-- WRITTEN INSTRUCTION --
Which lines hold the string "unable"? Copy every one of them.

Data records
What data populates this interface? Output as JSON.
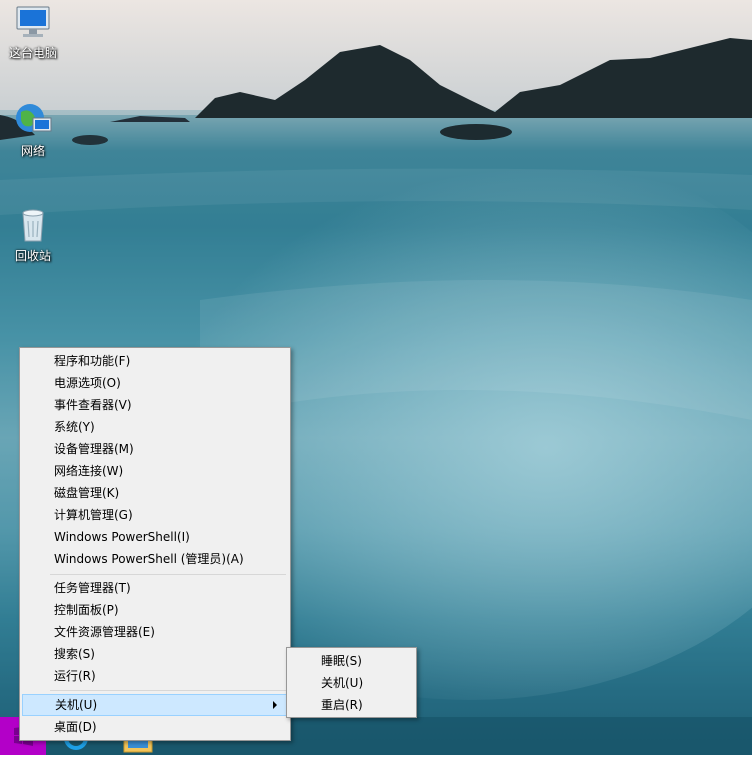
{
  "desktop_icons": [
    {
      "label": "这台电脑",
      "icon": "computer-icon"
    },
    {
      "label": "网络",
      "icon": "network-icon"
    },
    {
      "label": "回收站",
      "icon": "recycle-bin-icon"
    }
  ],
  "context_menu": {
    "items": [
      {
        "label": "程序和功能(F)"
      },
      {
        "label": "电源选项(O)"
      },
      {
        "label": "事件查看器(V)"
      },
      {
        "label": "系统(Y)"
      },
      {
        "label": "设备管理器(M)"
      },
      {
        "label": "网络连接(W)"
      },
      {
        "label": "磁盘管理(K)"
      },
      {
        "label": "计算机管理(G)"
      },
      {
        "label": "Windows PowerShell(I)"
      },
      {
        "label": "Windows PowerShell (管理员)(A)"
      },
      {
        "label": "任务管理器(T)"
      },
      {
        "label": "控制面板(P)"
      },
      {
        "label": "文件资源管理器(E)"
      },
      {
        "label": "搜索(S)"
      },
      {
        "label": "运行(R)"
      },
      {
        "label": "关机(U)"
      },
      {
        "label": "桌面(D)"
      }
    ]
  },
  "shutdown_submenu": {
    "items": [
      {
        "label": "睡眠(S)"
      },
      {
        "label": "关机(U)"
      },
      {
        "label": "重启(R)"
      }
    ]
  },
  "taskbar": {
    "apps": [
      "start-button",
      "ie-icon",
      "file-explorer-icon"
    ],
    "start_color": "#b300c8",
    "highlight_color": "#cde8ff"
  }
}
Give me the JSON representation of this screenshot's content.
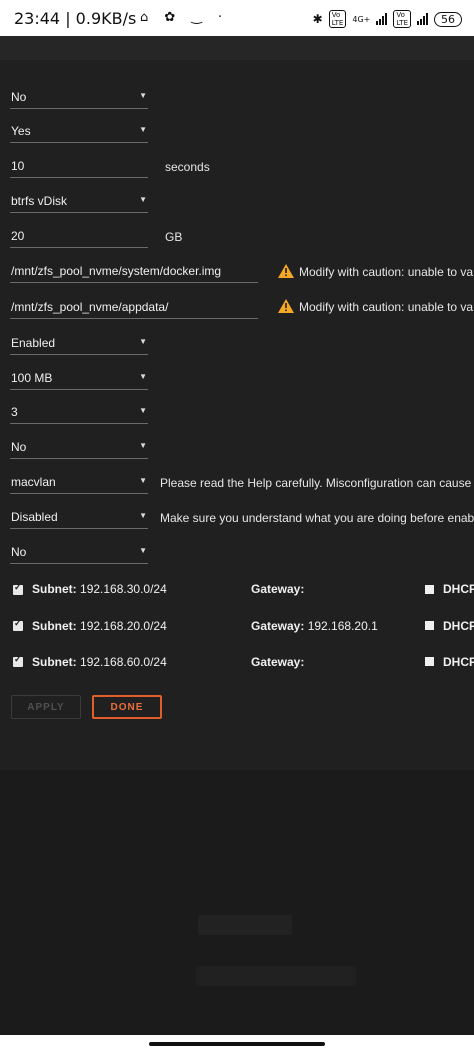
{
  "status_bar": {
    "time": "23:44 | 0.9KB/s",
    "network": "4G+",
    "battery": "56"
  },
  "settings": {
    "select_1": "No",
    "select_2": "Yes",
    "timeout_value": "10",
    "timeout_unit": "seconds",
    "vdisk_type": "btrfs vDisk",
    "vdisk_size": "20",
    "vdisk_unit": "GB",
    "docker_image_path": "/mnt/zfs_pool_nvme/system/docker.img",
    "docker_image_warning": "Modify with caution: unable to va",
    "appdata_path": "/mnt/zfs_pool_nvme/appdata/",
    "appdata_warning": "Modify with caution: unable to va",
    "log_rotation": "Enabled",
    "log_size": "100 MB",
    "log_count": "3",
    "select_no_2": "No",
    "network_type": "macvlan",
    "network_type_note": "Please read the Help carefully. Misconfiguration can cause p",
    "host_access": "Disabled",
    "host_access_note": "Make sure you understand what you are doing before enabl",
    "select_no_3": "No"
  },
  "networks": [
    {
      "subnet_label": "Subnet:",
      "subnet": "192.168.30.0/24",
      "gateway_label": "Gateway:",
      "gateway": "",
      "dhcp_label": "DHCP"
    },
    {
      "subnet_label": "Subnet:",
      "subnet": "192.168.20.0/24",
      "gateway_label": "Gateway:",
      "gateway": "192.168.20.1",
      "dhcp_label": "DHCP"
    },
    {
      "subnet_label": "Subnet:",
      "subnet": "192.168.60.0/24",
      "gateway_label": "Gateway:",
      "gateway": "",
      "dhcp_label": "DHCP"
    }
  ],
  "buttons": {
    "apply": "APPLY",
    "done": "DONE"
  },
  "colors": {
    "accent": "#e05e2b",
    "warning": "#f4a823"
  }
}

-- THE SOLUTION --
    "docker_image_warning": "Modify with caution: unable to va",
    "appdata_warning": "Modify with caution: unable to va",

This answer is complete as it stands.